INPUT FOR THIS TASK:

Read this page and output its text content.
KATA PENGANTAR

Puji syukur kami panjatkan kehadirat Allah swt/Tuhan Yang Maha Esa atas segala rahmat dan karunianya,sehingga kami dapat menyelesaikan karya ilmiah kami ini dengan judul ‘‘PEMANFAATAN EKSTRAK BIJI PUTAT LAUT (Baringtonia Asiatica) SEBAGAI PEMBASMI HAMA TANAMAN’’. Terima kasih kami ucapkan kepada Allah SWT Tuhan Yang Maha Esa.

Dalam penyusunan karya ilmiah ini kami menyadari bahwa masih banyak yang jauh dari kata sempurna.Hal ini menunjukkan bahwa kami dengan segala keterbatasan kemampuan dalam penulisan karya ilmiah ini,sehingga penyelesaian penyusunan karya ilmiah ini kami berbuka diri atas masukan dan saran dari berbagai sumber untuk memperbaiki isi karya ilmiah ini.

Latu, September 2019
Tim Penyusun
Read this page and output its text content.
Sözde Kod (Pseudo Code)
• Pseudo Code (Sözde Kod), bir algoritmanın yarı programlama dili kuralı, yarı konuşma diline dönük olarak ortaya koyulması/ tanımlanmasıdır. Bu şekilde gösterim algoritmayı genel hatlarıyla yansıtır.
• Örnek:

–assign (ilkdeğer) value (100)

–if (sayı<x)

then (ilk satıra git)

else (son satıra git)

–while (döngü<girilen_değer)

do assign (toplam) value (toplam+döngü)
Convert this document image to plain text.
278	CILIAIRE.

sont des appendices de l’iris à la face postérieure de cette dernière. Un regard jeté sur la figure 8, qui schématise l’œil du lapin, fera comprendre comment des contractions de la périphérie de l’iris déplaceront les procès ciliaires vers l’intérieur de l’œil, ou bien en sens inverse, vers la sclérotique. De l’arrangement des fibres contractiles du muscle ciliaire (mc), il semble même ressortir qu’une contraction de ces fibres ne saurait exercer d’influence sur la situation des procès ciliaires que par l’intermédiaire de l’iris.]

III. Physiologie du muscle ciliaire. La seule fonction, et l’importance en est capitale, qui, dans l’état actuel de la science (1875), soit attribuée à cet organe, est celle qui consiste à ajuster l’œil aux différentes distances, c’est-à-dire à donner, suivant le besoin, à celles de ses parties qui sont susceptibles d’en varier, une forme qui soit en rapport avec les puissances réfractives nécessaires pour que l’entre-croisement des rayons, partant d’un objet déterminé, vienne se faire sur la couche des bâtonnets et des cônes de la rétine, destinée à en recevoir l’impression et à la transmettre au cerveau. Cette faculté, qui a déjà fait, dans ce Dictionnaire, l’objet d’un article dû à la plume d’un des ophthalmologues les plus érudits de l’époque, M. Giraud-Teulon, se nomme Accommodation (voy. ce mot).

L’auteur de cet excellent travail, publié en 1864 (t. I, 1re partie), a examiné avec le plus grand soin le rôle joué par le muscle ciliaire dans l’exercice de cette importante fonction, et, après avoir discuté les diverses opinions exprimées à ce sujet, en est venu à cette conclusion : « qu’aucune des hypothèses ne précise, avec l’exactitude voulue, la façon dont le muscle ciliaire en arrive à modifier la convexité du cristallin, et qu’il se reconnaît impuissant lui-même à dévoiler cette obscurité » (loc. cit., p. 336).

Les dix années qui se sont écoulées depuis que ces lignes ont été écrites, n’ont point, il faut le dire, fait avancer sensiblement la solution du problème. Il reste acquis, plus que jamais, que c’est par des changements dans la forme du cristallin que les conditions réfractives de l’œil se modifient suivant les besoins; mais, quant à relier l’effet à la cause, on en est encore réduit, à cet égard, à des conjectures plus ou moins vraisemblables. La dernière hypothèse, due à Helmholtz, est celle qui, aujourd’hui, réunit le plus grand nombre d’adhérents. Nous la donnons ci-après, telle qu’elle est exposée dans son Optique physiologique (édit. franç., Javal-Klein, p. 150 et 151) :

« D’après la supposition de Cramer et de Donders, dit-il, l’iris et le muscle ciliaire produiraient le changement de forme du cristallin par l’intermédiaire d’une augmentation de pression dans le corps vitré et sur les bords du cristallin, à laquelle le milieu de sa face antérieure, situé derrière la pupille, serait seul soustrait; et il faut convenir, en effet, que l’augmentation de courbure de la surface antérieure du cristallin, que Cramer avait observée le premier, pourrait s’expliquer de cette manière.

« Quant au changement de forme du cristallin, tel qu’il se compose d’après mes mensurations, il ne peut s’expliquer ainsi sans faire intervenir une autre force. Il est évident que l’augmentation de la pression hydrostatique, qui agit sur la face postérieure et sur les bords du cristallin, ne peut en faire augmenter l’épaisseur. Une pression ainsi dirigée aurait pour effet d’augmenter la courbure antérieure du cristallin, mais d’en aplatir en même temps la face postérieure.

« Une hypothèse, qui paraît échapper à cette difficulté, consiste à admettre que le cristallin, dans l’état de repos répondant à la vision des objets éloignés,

EXERCISE GOAL:
Go through the records and print each one exactly.

RESULT OF THIS TASK:
Read this page and output its text content.
KATA PENGANTAR

Puji syukur kami panjatkan kehadirat Allah swt/Tuhan Yang Maha Esa atas segala rahmat dan karunianya,sehingga kami dapat menyelesaikan karya ilmiah kami ini dengan judul ‘‘PEMANFAATAN EKSTRAK BIJI PUTAT LAUT (Baringtonia Asiatica) SEBAGAI PEMBASMI HAMA TANAMAN’’. Terima kasih kami ucapkan kepada Allah SWT Tuhan Yang Maha Esa.

Dalam penyusunan karya ilmiah ini kami menyadari bahwa masih banyak yang jauh dari kata sempurna.Hal ini menunjukkan bahwa kami dengan segala keterbatasan kemampuan dalam penulisan karya ilmiah ini,sehingga penyelesaian penyusunan karya ilmiah ini kami berbuka diri atas masukan dan saran dari berbagai sumber untuk memperbaiki isi karya ilmiah ini.

Latu, September 2019
Tim Penyusun
Read this page and output its text content.
Sözde Kod (Pseudo Code)
• Pseudo Code (Sözde Kod), bir algoritmanın yarı programlama dili kuralı, yarı konuşma diline dönük olarak ortaya koyulması/ tanımlanmasıdır. Bu şekilde gösterim algoritmayı genel hatlarıyla yansıtır.
• Örnek:

–assign (ilkdeğer) value (100)

–if (sayı<x)

then (ilk satıra git)

else (son satıra git)

–while (döngü<girilen_değer)

do assign (toplam) value (toplam+döngü)
Convert this document image to plain text.
278	CILIAIRE.

sont des appendices de l’iris à la face postérieure de cette dernière. Un regard jeté sur la figure 8, qui schématise l’œil du lapin, fera comprendre comment des contractions de la périphérie de l’iris déplaceront les procès ciliaires vers l’intérieur de l’œil, ou bien en sens inverse, vers la sclérotique. De l’arrangement des fibres contractiles du muscle ciliaire (mc), il semble même ressortir qu’une contraction de ces fibres ne saurait exercer d’influence sur la situation des procès ciliaires que par l’intermédiaire de l’iris.]

III. Physiologie du muscle ciliaire. La seule fonction, et l’importance en est capitale, qui, dans l’état actuel de la science (1875), soit attribuée à cet organe, est celle qui consiste à ajuster l’œil aux différentes distances, c’est-à-dire à donner, suivant le besoin, à celles de ses parties qui sont susceptibles d’en varier, une forme qui soit en rapport avec les puissances réfractives nécessaires pour que l’entre-croisement des rayons, partant d’un objet déterminé, vienne se faire sur la couche des bâtonnets et des cônes de la rétine, destinée à en recevoir l’impression et à la transmettre au cerveau. Cette faculté, qui a déjà fait, dans ce Dictionnaire, l’objet d’un article dû à la plume d’un des ophthalmologues les plus érudits de l’époque, M. Giraud-Teulon, se nomme Accommodation (voy. ce mot).

L’auteur de cet excellent travail, publié en 1864 (t. I, 1re partie), a examiné avec le plus grand soin le rôle joué par le muscle ciliaire dans l’exercice de cette importante fonction, et, après avoir discuté les diverses opinions exprimées à ce sujet, en est venu à cette conclusion : « qu’aucune des hypothèses ne précise, avec l’exactitude voulue, la façon dont le muscle ciliaire en arrive à modifier la convexité du cristallin, et qu’il se reconnaît impuissant lui-même à dévoiler cette obscurité » (loc. cit., p. 336).

Les dix années qui se sont écoulées depuis que ces lignes ont été écrites, n’ont point, il faut le dire, fait avancer sensiblement la solution du problème. Il reste acquis, plus que jamais, que c’est par des changements dans la forme du cristallin que les conditions réfractives de l’œil se modifient suivant les besoins; mais, quant à relier l’effet à la cause, on en est encore réduit, à cet égard, à des conjectures plus ou moins vraisemblables. La dernière hypothèse, due à Helmholtz, est celle qui, aujourd’hui, réunit le plus grand nombre d’adhérents. Nous la donnons ci-après, telle qu’elle est exposée dans son Optique physiologique (édit. franç., Javal-Klein, p. 150 et 151) :

« D’après la supposition de Cramer et de Donders, dit-il, l’iris et le muscle ciliaire produiraient le changement de forme du cristallin par l’intermédiaire d’une augmentation de pression dans le corps vitré et sur les bords du cristallin, à laquelle le milieu de sa face antérieure, situé derrière la pupille, serait seul soustrait; et il faut convenir, en effet, que l’augmentation de courbure de la surface antérieure du cristallin, que Cramer avait observée le premier, pourrait s’expliquer de cette manière.

« Quant au changement de forme du cristallin, tel qu’il se compose d’après mes mensurations, il ne peut s’expliquer ainsi sans faire intervenir une autre force. Il est évident que l’augmentation de la pression hydrostatique, qui agit sur la face postérieure et sur les bords du cristallin, ne peut en faire augmenter l’épaisseur. Une pression ainsi dirigée aurait pour effet d’augmenter la courbure antérieure du cristallin, mais d’en aplatir en même temps la face postérieure.

« Une hypothèse, qui paraît échapper à cette difficulté, consiste à admettre que le cristallin, dans l’état de repos répondant à la vision des objets éloignés,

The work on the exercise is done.